Copy out each line that has "Front" in it.

# PROVIDED DATA start

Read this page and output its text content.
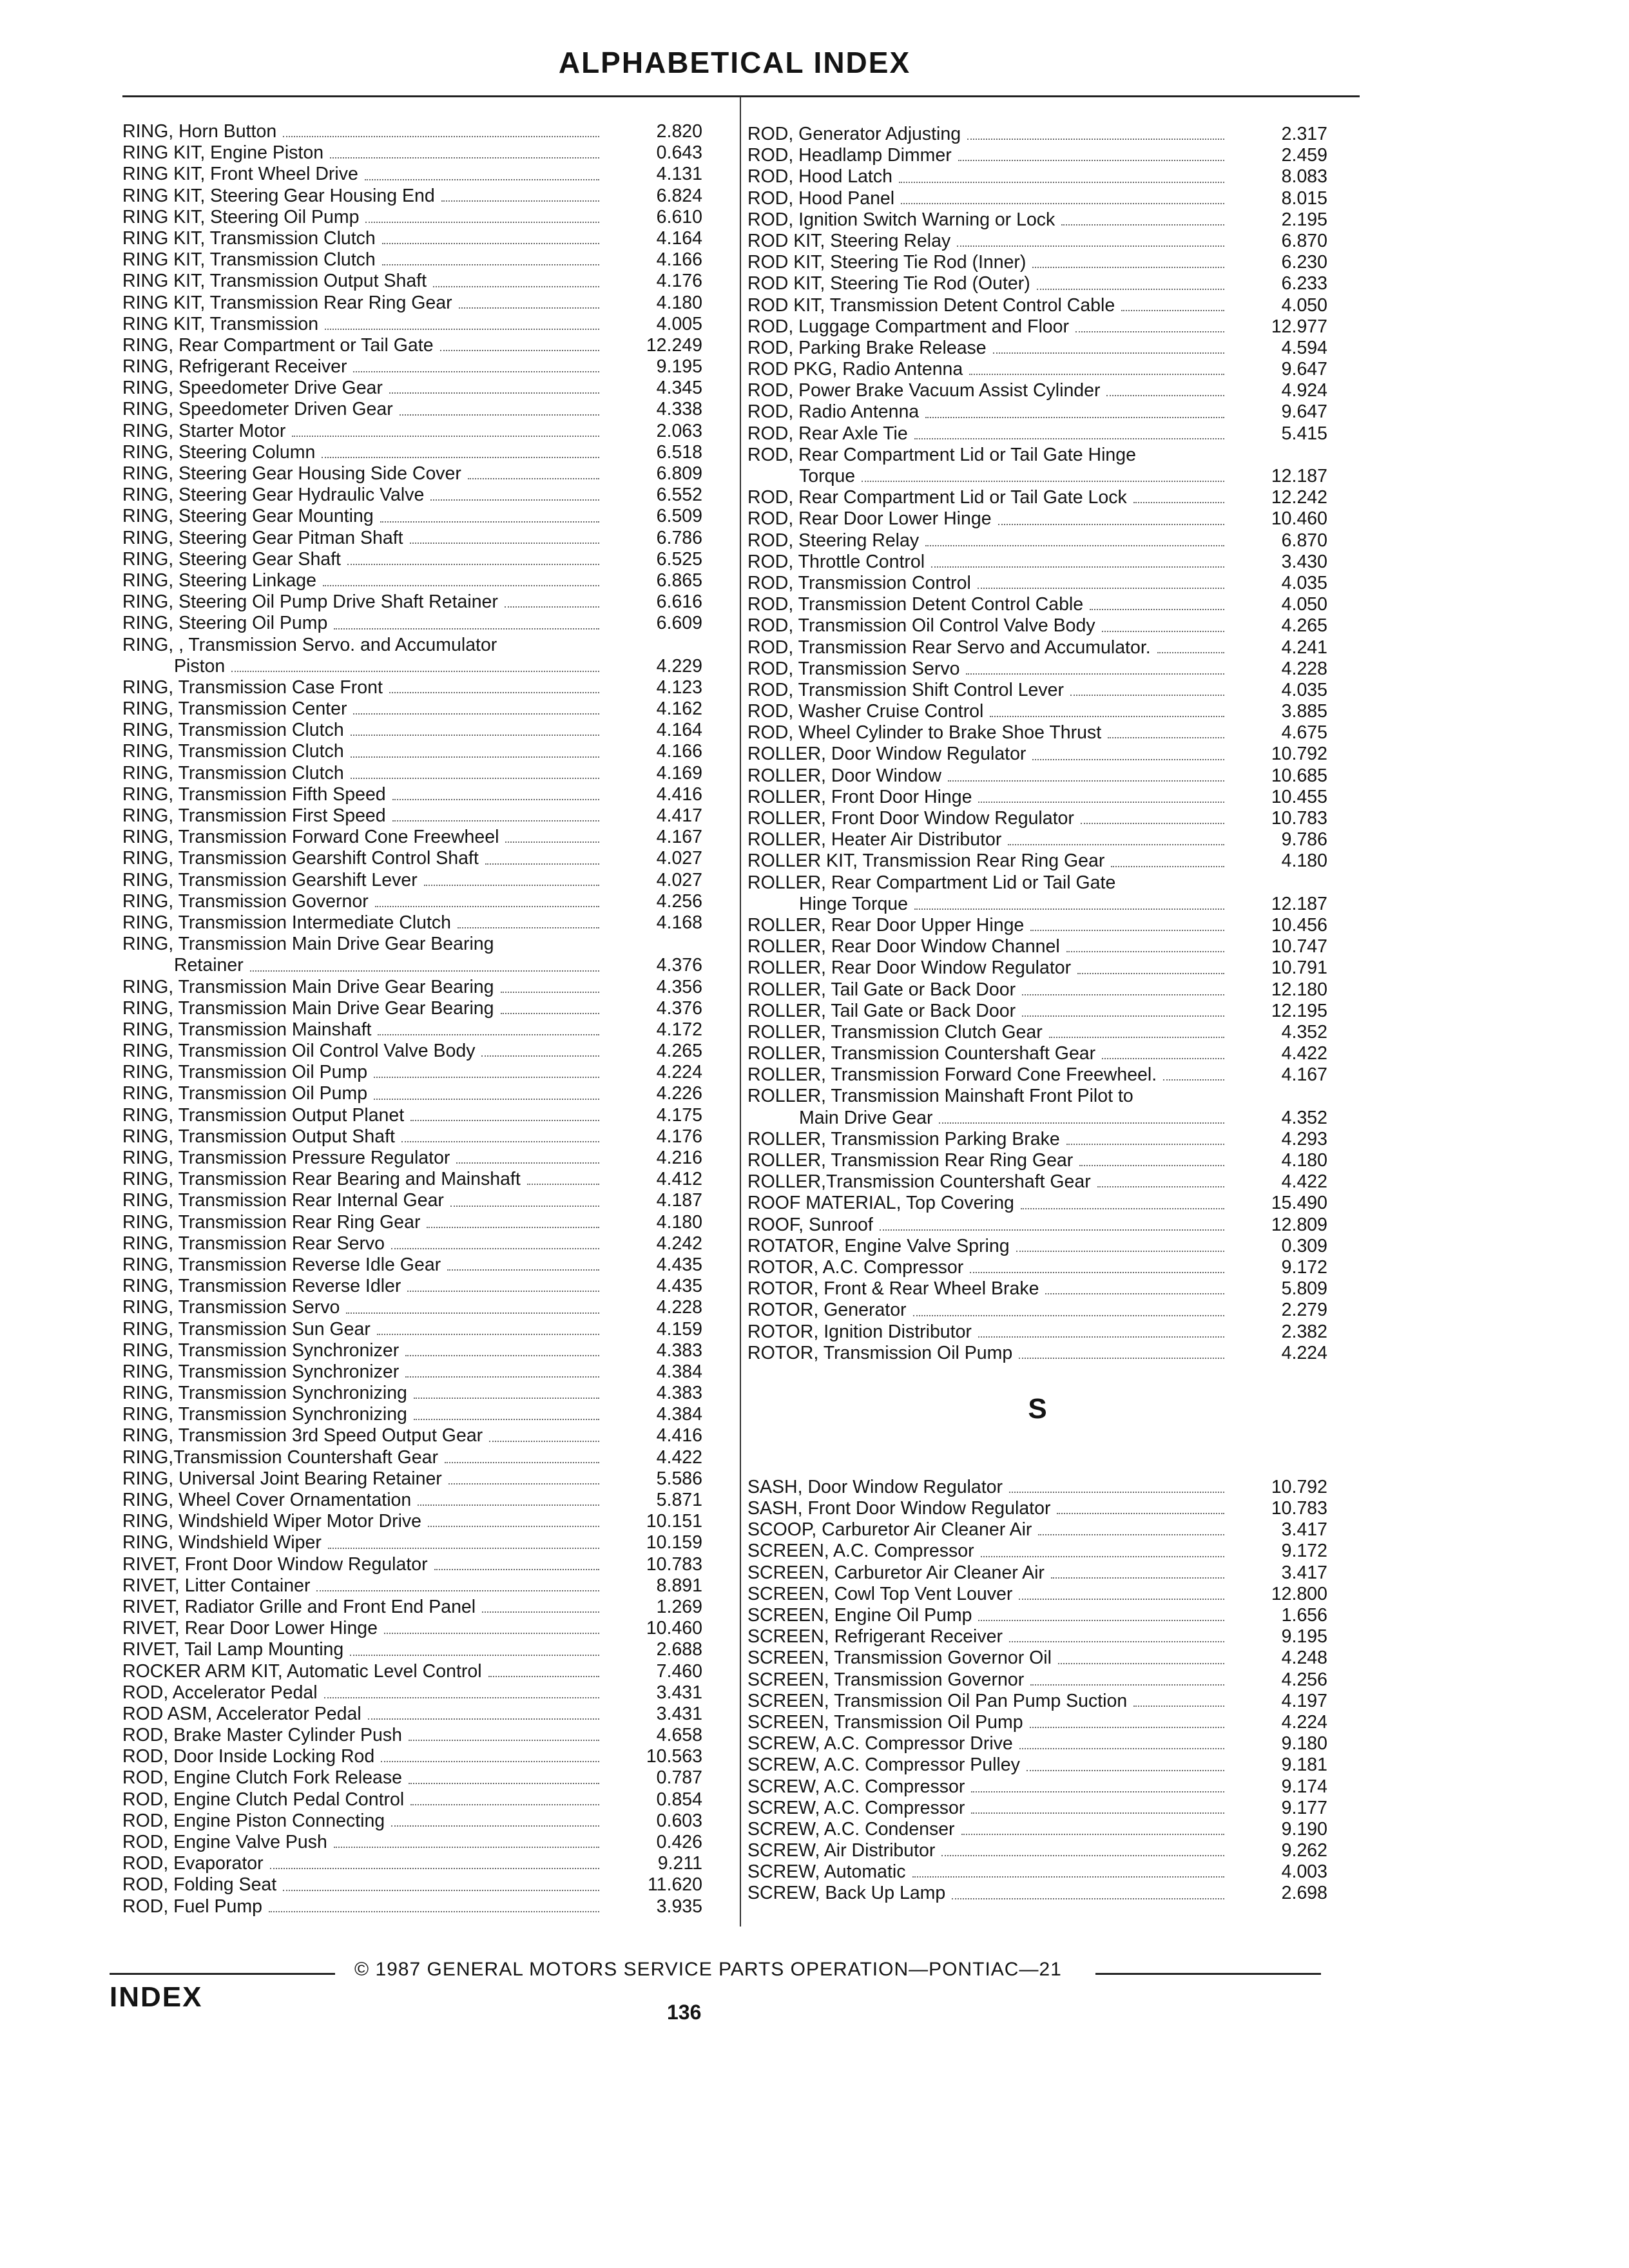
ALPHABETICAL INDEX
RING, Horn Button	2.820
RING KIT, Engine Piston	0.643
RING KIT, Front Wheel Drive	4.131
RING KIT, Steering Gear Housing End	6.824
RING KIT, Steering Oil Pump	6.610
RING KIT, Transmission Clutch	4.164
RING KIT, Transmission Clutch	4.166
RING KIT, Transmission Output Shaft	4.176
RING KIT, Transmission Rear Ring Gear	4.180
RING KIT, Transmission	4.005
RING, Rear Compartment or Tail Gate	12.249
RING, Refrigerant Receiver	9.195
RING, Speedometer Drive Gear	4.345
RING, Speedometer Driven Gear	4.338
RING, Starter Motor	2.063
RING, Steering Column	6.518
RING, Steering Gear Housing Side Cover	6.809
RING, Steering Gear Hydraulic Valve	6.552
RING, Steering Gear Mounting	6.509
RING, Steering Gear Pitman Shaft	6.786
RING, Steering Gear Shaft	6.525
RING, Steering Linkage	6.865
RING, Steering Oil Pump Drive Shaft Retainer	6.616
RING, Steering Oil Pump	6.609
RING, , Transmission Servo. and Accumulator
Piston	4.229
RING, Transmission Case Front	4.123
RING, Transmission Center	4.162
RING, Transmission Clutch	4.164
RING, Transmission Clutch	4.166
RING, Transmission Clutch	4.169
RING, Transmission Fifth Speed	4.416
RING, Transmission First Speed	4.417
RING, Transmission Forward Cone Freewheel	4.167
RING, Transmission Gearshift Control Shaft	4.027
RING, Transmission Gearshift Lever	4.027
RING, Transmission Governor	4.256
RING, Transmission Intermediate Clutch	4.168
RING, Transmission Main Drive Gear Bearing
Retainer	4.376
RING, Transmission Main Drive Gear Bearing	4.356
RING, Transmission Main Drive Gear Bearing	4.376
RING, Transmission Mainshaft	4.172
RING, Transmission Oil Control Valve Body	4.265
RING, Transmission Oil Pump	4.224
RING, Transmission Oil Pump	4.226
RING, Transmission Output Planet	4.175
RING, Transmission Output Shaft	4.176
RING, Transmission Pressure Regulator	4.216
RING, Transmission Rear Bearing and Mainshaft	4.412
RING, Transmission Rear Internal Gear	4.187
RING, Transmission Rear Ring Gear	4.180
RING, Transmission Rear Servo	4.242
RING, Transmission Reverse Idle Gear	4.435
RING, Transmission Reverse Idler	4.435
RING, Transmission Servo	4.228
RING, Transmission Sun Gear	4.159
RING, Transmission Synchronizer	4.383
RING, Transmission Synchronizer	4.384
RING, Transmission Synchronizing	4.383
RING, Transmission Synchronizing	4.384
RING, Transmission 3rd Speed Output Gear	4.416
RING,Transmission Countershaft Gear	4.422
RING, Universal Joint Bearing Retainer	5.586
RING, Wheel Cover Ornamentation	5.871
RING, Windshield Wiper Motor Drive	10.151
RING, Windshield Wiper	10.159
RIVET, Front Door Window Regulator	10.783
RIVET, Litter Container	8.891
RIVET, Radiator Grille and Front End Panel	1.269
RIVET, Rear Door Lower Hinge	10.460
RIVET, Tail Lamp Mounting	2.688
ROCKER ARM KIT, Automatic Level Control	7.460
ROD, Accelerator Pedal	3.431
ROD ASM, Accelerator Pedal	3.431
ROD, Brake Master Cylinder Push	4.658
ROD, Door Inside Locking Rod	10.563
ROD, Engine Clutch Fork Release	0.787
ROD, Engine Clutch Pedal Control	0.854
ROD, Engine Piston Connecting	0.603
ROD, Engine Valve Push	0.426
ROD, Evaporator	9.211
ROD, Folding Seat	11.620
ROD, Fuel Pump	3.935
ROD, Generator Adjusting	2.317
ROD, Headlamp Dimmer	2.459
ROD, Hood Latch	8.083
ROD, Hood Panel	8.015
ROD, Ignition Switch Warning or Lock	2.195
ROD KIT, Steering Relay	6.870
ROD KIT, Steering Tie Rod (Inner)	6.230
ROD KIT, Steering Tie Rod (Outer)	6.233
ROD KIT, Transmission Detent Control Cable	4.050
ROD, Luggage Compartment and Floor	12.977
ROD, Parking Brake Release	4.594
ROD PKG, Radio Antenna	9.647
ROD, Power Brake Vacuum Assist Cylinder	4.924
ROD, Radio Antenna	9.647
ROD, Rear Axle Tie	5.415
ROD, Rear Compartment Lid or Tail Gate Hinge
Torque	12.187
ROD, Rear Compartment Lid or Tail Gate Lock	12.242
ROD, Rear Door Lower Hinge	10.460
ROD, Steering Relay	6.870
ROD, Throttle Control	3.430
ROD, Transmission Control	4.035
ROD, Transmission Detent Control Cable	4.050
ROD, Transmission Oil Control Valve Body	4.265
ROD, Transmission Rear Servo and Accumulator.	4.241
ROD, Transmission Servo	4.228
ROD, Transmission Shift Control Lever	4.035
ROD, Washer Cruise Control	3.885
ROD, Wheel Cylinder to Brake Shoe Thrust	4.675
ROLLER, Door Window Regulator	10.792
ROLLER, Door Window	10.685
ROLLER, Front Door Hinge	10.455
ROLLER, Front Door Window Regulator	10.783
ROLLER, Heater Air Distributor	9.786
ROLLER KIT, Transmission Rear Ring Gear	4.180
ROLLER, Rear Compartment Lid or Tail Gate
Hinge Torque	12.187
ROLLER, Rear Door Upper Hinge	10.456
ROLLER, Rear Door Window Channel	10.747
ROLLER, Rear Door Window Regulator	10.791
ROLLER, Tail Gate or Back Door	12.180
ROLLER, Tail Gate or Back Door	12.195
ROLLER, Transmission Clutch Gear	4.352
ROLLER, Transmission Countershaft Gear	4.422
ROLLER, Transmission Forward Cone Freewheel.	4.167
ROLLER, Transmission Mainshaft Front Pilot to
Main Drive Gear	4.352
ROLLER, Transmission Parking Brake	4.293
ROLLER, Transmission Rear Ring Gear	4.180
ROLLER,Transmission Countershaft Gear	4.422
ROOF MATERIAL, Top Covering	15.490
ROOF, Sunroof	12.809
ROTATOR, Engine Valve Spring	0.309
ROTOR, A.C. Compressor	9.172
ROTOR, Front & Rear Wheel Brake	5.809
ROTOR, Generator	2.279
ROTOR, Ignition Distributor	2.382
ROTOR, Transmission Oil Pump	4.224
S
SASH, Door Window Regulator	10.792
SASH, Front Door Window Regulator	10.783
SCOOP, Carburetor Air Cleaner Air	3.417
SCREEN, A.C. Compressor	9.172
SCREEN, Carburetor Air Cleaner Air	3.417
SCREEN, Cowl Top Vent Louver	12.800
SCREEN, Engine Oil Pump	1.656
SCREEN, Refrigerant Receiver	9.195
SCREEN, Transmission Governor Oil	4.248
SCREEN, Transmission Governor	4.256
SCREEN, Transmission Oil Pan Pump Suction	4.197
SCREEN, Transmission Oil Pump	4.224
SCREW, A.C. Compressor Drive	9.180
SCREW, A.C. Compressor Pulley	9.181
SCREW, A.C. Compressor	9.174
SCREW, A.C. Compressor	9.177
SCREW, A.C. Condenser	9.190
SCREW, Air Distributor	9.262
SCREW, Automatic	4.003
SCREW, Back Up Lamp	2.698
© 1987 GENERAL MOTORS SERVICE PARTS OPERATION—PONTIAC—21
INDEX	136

# PROVIDED DATA end
# PROVIDED DATA start

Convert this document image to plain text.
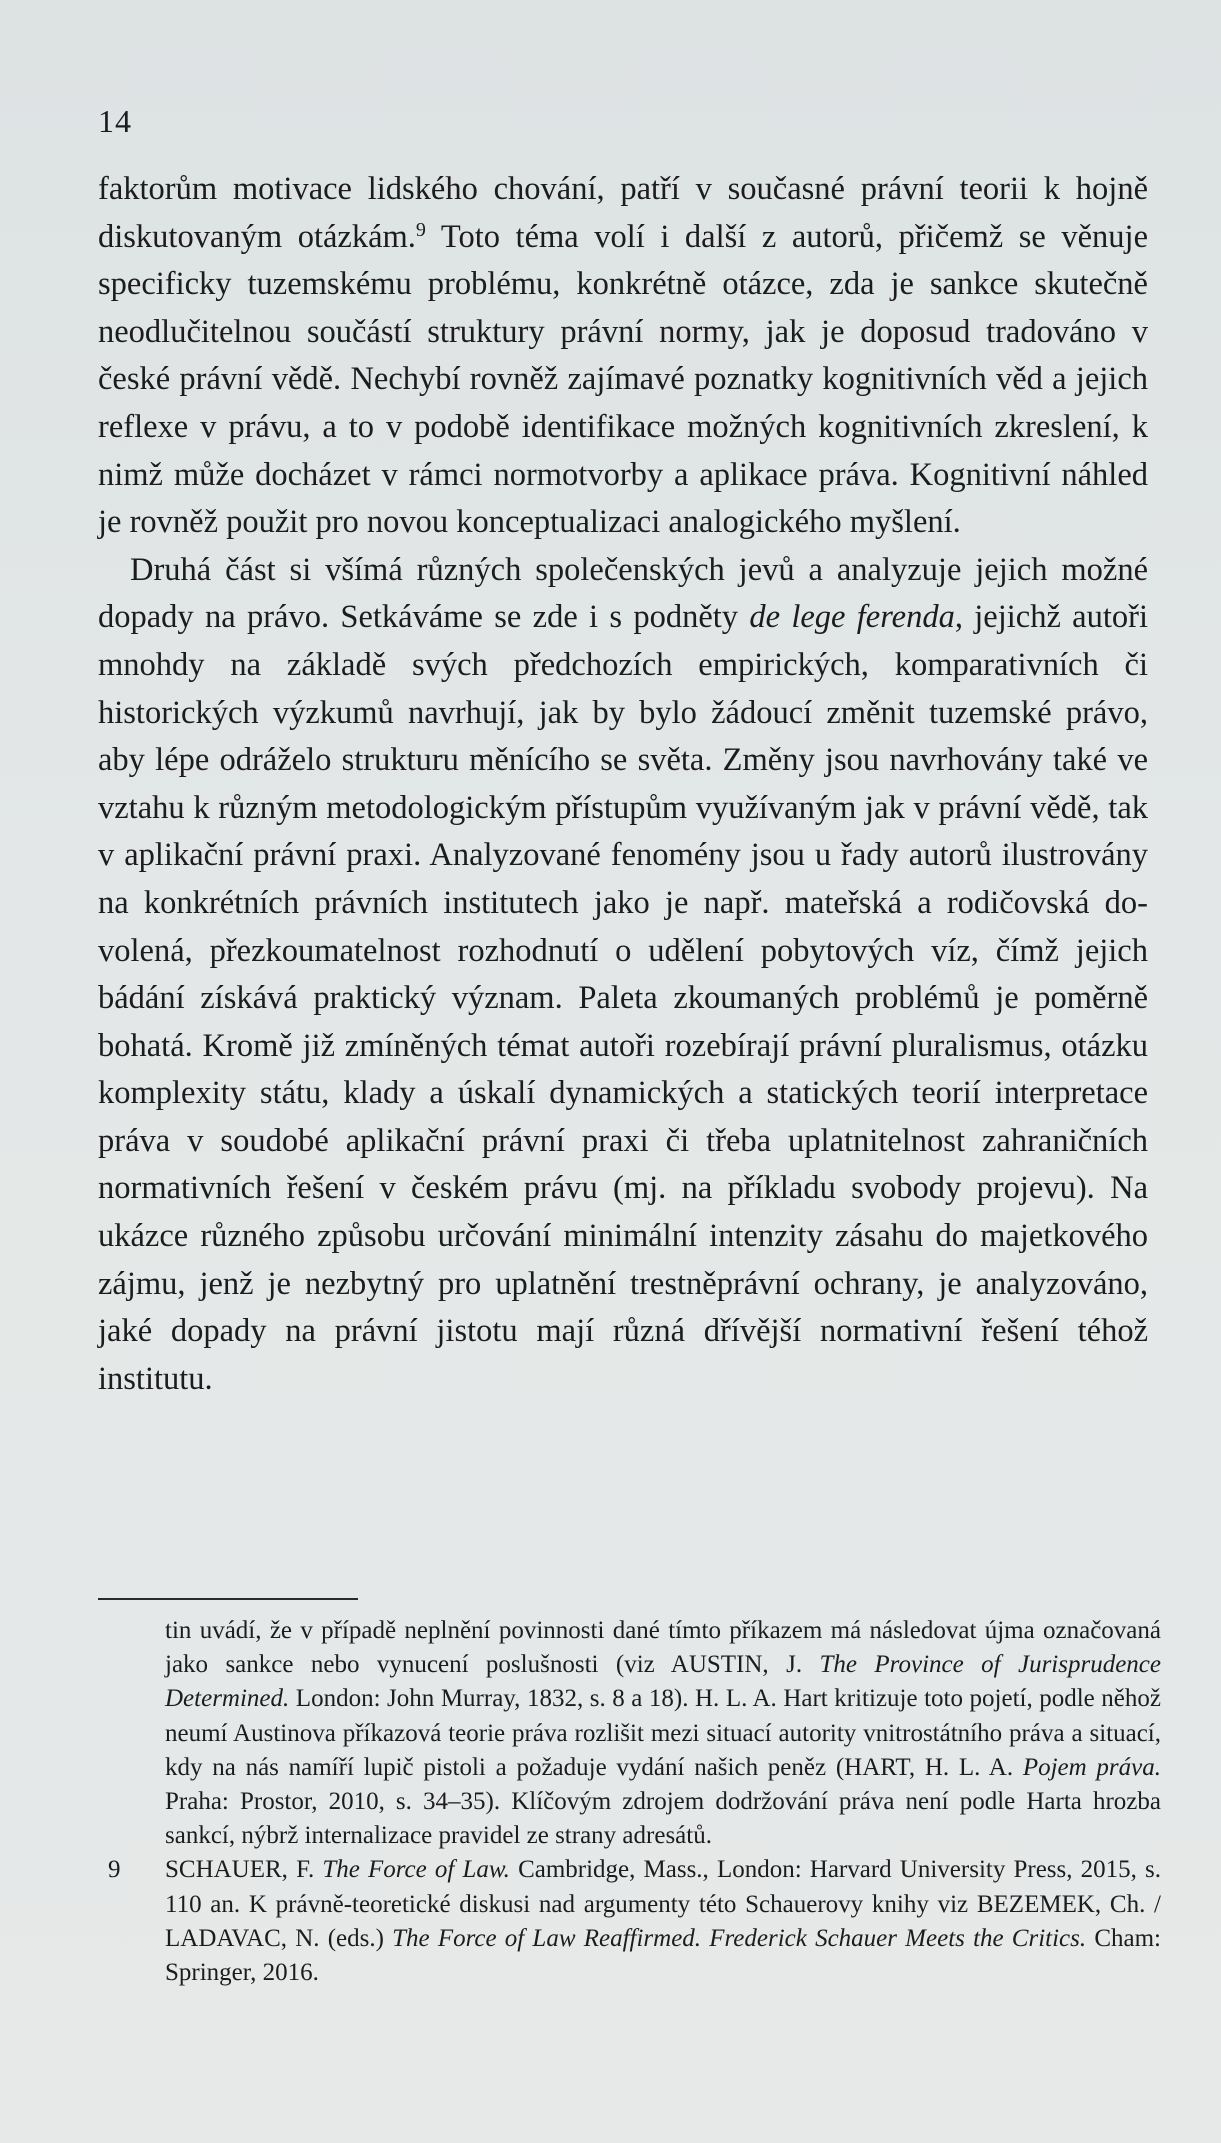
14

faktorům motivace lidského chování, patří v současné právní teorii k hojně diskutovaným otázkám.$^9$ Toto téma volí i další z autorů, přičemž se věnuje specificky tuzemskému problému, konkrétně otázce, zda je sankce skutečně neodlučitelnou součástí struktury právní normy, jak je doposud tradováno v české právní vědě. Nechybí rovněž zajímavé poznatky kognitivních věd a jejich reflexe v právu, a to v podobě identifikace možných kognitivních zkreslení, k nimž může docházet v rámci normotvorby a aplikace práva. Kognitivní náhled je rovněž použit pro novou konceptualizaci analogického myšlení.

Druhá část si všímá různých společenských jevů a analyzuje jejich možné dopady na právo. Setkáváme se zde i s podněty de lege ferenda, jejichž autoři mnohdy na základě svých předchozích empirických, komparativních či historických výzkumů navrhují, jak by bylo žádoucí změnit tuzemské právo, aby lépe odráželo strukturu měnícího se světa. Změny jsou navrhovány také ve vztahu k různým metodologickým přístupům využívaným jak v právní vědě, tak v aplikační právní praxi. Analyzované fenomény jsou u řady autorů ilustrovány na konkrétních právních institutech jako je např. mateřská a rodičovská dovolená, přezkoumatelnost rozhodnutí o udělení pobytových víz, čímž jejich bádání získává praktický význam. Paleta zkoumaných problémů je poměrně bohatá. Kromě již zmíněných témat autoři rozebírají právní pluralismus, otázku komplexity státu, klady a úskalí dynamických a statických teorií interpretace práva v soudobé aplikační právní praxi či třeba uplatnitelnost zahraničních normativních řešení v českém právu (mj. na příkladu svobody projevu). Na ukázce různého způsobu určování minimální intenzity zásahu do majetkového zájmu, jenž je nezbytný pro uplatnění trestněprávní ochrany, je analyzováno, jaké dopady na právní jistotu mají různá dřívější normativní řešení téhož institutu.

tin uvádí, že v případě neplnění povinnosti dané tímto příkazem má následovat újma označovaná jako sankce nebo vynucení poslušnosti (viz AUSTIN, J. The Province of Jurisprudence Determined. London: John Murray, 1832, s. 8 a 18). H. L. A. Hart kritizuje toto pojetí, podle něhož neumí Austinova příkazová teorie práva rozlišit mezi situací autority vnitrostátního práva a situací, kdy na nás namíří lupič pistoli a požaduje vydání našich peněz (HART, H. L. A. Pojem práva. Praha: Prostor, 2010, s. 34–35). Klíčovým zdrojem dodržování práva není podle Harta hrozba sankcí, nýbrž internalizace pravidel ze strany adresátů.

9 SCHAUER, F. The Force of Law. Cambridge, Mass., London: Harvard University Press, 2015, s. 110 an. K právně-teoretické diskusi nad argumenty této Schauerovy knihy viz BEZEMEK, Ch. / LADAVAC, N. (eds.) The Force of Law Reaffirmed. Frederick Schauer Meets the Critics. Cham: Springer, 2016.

# PROVIDED DATA end

### COMPLETED TASK
RING KIT, Front Wheel Drive	4.131
RING, Transmission Case Front	4.123
RIVET, Front Door Window Regulator	10.783
RIVET, Radiator Grille and Front End Panel	1.269
ROLLER, Front Door Hinge	10.455
ROLLER, Front Door Window Regulator	10.783
ROLLER, Transmission Mainshaft Front Pilot to
ROTOR, Front & Rear Wheel Brake	5.809
SASH, Front Door Window Regulator	10.783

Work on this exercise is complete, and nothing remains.